◆ Page extract
───

So let's turn to "recutting the deal." This process is actually the reason I wanted to write this article: I think we're going to see a waive of recuts going forward, as both SPAC sponsors and companies recover from the euphoric valuations of February and look at how to get their deals through in a way that benefits everyone. And I think investors today who are buying SPACS below trust value are getting a free option on a deal recut.

A deal recut can take several forms. The simplest is the company and target agree to just cut their valuation; for example, Aersale (ASLE) announced a deal to be acquired/SPAC'd for $430m in late 2019. Then the pandemic hit, and in September the company agreed to cut their valuation down to $300m. But there are other things that can be done to cut a deal price; for example, when HOF Village was having trouble getting their merger through in early 2020, the SPAC sponsors agreed to significantly reduce their founders shares so that minority shareholders would get more of the combined company.

───

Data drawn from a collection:
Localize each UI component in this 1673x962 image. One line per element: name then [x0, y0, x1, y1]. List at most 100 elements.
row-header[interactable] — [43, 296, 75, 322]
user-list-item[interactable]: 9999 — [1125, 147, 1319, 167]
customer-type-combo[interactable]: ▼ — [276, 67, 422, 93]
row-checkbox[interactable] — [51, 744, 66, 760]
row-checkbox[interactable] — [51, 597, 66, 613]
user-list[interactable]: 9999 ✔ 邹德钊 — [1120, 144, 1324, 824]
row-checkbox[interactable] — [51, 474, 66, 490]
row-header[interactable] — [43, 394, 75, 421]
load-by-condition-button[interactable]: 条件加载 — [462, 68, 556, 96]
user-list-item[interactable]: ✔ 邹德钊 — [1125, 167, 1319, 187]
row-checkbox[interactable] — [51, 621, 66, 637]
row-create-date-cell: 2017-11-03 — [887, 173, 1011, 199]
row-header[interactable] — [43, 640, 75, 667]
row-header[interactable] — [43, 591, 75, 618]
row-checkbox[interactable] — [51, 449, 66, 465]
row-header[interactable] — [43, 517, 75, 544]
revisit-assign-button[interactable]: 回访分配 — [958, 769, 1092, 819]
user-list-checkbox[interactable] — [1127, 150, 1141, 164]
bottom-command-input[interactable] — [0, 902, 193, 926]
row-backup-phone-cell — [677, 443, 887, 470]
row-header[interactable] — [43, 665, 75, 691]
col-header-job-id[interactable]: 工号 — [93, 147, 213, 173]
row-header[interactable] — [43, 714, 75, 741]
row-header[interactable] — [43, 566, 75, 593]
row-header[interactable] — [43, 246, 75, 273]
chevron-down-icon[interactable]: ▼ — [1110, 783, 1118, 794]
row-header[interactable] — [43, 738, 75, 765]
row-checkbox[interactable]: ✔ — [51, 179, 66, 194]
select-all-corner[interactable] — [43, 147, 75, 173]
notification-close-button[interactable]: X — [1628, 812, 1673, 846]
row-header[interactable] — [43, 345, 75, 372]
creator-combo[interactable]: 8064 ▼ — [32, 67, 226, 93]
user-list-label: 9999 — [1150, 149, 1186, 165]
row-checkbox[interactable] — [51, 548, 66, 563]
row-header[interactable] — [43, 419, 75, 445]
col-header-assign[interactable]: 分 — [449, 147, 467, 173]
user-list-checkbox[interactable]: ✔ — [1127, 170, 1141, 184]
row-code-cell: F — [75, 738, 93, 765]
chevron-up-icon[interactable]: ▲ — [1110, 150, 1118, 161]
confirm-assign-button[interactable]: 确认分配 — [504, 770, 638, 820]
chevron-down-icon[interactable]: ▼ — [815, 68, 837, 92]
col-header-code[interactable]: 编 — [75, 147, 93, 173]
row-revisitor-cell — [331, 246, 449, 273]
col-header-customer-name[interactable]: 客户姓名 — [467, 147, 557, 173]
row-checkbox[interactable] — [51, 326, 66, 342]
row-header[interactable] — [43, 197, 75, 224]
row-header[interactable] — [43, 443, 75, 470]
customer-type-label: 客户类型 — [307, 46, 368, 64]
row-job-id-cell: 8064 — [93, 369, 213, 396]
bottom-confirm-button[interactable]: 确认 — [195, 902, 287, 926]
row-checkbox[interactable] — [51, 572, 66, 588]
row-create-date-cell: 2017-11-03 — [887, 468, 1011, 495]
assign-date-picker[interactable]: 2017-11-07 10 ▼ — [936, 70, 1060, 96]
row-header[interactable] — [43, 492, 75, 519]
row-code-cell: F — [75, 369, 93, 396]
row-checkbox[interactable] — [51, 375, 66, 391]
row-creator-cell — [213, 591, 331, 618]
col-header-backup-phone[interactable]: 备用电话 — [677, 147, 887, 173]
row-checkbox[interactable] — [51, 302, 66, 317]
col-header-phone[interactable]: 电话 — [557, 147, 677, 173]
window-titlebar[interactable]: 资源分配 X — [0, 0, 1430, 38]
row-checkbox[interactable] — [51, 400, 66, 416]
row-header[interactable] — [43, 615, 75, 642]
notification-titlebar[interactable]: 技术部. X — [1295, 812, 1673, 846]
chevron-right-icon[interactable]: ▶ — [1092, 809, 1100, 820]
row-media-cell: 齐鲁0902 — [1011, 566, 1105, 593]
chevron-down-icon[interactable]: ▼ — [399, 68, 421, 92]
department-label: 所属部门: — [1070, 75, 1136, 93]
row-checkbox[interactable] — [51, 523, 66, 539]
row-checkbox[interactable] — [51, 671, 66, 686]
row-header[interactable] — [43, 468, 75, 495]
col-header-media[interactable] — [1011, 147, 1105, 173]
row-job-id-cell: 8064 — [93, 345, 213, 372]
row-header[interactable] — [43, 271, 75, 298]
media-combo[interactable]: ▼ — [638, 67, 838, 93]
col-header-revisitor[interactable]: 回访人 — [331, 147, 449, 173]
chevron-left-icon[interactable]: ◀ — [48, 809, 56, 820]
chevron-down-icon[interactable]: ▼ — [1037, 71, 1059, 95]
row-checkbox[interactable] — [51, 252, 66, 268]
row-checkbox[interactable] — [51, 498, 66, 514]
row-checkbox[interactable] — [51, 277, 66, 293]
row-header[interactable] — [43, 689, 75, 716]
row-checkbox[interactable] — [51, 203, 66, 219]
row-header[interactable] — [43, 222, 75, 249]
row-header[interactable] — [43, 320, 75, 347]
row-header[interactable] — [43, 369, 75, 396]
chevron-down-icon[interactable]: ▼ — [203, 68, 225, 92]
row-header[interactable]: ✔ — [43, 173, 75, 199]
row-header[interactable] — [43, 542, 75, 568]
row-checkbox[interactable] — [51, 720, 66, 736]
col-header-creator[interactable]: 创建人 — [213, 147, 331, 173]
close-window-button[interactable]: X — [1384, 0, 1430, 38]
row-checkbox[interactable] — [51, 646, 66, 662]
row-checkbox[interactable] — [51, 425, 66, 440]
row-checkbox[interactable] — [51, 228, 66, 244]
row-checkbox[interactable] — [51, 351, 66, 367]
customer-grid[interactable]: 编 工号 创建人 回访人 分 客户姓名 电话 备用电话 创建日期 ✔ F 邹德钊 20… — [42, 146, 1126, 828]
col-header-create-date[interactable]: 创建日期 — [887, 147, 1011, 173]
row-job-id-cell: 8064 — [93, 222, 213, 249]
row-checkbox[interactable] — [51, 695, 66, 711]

───

◆ Requirement 1
From the SPAC deal recut text, write out the passage from "So let's turn" up to and including "a deal recut.".
◆ Requirement 2
According to the SPAC deal recut text, what valuation did Aersale agree to in September?

◆ Output 1
So let's turn to "recutting the deal." This process is actually the reason I wanted to write this article: I think we're going to see a waive of recuts going forward, as both SPAC sponsors and companies recover from the euphoric valuations of February and look at how to get their deals through in a way that benefits everyone. And I think investors today who are buying SPACS below trust value are getting a free option on a deal recut.

◆ Output 2
$300m